In this study, we examined EOT ctDNA status and its combined use with RCB class as prognostic markers in TNBC patients with residual disease after NAST. ctDNA positivity was noted in 33% of patients, and ctDNA status was highly correlated with RCB class. We examined the association of EOT ctDNA status with outcomes in TNBC patients with residual disease after NAST and evaluated the combined use of ctDNA status and RCB class in this population.
Our ctDNA positivity rate and 3-year EFS and OS are in line with previous studies8,9,10. Though we observed favorable 3-year EFS and OS in ctDNA− patients compared to ctDNA+ patients, the fact that approximately 15–20% of ctDNA− patients do experience an EFS event indicates that ctDNA status alone likely cannot be used to recommend against adjuvant therapy in TNBC patients with residual disease. The RCB model was originally developed on a cohort of 241 patients treated with neoadjuvant chemotherapy12, and it has since been validated in numerous independent cohorts as a robust measure of long-term recurrence risk in breast cancer patients treated with NAST6,7,13. RCB is highly prognostic in TNBC, with 5-year relapse-free survival rates of approximately 94%, 89%, 62%, and 26% in patients with RCB-0 (pathologic complete response (pCR)), RCB-I, RCB-II, and RCB-III disease, respectively6. Despite its excellent performance, RCB is not a perfect model for recurrence risk and can be improved upon to aid in personalized decisions for an individual patient. The distribution of RCB classes in our study is quite similar to the distribution among 1004 TNBC patients with residual disease that was recently reported by Yau et al.7. We show that for RCB II patients, incorporating ctDNA status can identify a group that has 3-year EFS > 90%, for whom escalation of adjuvant systemic therapy with additional investigational agents may not yield a clinically meaningful survival benefit. More than two-thirds of TNBC patients with the residual disease have RCB-I/II, so this observation, if validated in other studies, can have potential clinical implications for a large proportion of patients. Similarly, the observation that 50% of patients with RCB-III disease who were ctDNA- did not experience an EFS event suggests that even the presence of a large amount of residual disease is not an absolute indicator of the eventual development of metastatic disease. On the other hand, the presence of both RCB-III disease and ctDNA+ status was associated with very dismal outcomes. These hypothesis-generating findings from our study regarding complementary prognostic information of ctDNA status and RCB should be confirmed in other data sets.

* [Prompt]: Using the passage above on ctDNA status and RCB class, decide whether each of these statements agrees with it, answering yes or no and quoting the deciding words: 1. The RCB model was first built on a cohort of 241 patients treated with neoadjuvant chemotherapy. 2. Half of the patients in the study were ctDNA positive. 3. The authors find that ctDNA status alone can be used to recommend against adjuvant therapy in TNBC patients with residual disease.

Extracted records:
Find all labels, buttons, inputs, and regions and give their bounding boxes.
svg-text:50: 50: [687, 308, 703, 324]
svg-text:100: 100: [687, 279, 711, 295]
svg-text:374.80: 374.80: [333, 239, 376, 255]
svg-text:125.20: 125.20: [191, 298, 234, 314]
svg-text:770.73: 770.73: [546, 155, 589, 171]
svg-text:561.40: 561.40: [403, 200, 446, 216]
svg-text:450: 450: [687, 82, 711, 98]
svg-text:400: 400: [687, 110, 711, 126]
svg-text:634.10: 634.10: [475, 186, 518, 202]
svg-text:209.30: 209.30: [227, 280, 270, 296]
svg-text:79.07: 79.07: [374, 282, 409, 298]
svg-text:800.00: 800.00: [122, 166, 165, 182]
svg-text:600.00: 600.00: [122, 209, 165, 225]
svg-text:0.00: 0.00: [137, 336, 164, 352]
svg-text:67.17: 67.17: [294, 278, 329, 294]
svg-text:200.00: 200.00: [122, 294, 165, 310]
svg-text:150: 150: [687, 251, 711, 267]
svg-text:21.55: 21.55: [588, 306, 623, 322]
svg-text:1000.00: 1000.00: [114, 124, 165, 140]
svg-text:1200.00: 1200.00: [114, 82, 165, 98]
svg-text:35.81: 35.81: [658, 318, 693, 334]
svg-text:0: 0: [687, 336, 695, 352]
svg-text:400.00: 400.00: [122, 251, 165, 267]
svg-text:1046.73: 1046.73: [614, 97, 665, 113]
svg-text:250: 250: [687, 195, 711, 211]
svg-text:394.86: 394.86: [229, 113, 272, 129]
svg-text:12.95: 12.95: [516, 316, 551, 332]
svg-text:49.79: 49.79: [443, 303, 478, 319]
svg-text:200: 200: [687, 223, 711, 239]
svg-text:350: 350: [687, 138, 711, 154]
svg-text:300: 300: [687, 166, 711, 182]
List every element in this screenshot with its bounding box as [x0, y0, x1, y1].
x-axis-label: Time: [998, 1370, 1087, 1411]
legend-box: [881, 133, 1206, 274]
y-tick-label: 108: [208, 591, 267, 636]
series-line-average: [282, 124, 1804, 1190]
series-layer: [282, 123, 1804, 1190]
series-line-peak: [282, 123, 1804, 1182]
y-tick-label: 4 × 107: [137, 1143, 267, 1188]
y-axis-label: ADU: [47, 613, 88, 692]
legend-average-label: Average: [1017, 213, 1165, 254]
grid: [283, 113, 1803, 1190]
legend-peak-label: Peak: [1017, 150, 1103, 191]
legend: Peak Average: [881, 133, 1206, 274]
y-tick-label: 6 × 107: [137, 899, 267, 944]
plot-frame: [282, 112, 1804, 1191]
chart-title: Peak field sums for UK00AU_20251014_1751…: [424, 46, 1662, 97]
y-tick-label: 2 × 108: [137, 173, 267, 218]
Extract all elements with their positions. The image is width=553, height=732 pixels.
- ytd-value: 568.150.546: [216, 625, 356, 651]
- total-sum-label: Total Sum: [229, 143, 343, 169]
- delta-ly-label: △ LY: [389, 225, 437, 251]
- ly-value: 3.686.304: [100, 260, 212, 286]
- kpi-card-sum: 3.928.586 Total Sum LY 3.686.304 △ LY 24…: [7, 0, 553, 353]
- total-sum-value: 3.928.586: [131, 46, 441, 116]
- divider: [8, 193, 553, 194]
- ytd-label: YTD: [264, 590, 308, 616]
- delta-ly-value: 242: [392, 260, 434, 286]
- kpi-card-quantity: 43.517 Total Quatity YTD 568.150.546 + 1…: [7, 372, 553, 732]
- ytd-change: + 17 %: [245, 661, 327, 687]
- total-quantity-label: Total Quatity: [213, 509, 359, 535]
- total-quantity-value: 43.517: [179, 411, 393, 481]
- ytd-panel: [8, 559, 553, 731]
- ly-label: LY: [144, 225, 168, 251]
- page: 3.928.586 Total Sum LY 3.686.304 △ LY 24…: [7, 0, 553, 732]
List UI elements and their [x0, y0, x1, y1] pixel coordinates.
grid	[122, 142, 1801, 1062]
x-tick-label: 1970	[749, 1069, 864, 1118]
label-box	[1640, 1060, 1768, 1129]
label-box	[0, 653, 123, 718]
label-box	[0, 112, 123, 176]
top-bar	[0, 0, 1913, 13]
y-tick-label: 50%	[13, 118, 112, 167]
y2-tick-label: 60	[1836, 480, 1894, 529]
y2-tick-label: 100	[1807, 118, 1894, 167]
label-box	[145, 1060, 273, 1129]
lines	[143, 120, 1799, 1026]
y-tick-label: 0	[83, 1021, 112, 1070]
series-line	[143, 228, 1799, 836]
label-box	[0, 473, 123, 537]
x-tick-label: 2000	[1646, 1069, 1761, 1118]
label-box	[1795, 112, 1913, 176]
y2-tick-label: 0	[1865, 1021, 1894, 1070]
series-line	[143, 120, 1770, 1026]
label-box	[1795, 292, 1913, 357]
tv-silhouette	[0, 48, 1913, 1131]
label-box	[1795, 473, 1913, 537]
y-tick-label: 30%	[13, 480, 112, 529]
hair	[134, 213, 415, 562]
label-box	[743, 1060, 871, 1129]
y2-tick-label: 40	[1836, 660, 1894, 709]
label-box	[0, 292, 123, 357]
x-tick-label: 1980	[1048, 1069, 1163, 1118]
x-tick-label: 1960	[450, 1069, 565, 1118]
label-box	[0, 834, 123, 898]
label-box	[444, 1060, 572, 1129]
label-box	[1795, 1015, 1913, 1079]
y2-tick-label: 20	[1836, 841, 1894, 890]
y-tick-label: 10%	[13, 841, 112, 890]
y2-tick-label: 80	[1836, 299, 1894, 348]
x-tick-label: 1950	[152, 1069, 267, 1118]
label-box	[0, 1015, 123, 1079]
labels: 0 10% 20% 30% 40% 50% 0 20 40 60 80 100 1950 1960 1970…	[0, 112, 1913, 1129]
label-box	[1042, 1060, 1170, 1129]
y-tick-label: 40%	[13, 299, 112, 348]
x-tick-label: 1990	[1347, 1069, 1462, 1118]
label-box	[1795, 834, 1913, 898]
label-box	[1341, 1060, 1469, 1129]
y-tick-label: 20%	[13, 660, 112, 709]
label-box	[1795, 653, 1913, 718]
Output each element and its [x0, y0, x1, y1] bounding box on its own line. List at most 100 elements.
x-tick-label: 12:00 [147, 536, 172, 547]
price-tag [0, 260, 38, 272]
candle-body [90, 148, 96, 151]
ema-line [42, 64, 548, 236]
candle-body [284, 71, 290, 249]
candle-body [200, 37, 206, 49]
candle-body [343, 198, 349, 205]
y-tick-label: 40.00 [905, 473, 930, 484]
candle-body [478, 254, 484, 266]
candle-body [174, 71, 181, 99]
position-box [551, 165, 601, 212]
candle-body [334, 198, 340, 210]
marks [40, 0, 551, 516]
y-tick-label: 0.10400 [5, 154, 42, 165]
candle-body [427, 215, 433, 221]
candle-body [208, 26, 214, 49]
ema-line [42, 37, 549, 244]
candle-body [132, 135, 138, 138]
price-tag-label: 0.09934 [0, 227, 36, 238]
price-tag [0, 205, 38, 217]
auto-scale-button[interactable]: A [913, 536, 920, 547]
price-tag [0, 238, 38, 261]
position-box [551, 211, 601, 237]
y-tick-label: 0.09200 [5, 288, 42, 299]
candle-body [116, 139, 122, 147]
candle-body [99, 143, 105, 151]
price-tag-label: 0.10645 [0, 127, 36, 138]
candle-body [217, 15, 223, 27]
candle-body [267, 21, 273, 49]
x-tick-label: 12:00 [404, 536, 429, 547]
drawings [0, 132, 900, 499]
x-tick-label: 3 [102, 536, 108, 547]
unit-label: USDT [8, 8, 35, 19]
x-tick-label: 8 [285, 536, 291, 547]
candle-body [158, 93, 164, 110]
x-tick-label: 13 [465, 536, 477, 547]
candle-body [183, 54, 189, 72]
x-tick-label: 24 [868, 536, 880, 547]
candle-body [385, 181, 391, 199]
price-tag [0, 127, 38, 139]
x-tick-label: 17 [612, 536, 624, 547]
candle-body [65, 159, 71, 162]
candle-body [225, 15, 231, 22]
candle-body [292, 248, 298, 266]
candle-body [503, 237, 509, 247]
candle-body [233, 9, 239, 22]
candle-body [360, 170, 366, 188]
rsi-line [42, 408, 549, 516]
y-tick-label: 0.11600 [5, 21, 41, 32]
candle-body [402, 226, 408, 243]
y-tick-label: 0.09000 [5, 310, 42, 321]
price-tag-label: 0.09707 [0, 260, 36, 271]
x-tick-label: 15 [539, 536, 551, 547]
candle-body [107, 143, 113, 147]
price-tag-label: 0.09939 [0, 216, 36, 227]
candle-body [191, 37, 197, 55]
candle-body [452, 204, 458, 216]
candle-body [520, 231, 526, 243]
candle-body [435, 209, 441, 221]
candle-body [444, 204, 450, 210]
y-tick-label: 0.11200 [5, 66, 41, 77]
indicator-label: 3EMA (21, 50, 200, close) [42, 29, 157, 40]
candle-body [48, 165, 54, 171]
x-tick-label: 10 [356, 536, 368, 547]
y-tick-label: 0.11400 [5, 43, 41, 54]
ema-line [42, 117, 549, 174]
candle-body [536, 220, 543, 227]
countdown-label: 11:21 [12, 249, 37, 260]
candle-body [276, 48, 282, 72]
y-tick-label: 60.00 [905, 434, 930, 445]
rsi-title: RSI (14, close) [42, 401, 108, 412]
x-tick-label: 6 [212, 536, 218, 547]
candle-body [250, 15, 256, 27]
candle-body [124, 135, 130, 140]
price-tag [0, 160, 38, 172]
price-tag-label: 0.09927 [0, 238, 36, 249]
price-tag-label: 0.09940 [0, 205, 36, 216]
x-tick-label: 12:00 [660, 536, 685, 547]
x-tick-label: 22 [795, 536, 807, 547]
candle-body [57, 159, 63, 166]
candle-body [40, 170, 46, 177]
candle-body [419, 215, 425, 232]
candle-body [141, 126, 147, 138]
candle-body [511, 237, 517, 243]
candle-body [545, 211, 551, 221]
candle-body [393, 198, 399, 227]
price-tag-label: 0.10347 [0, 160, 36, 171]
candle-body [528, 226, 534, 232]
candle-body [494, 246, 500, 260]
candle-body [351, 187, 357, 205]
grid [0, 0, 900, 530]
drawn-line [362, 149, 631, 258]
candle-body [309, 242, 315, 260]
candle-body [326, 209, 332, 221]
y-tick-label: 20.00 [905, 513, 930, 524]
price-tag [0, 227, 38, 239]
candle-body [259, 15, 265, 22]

* [Answer box]:
1. Yes: "The RCB model was originally developed on a cohort of 241 patients treated with neoadjuvant chemotherapy"
2. No: "ctDNA positivity was noted in 33% of patients"
3. No: "ctDNA status alone likely cannot be used to recommend against adjuvant therapy in TNBC patients with residual disease"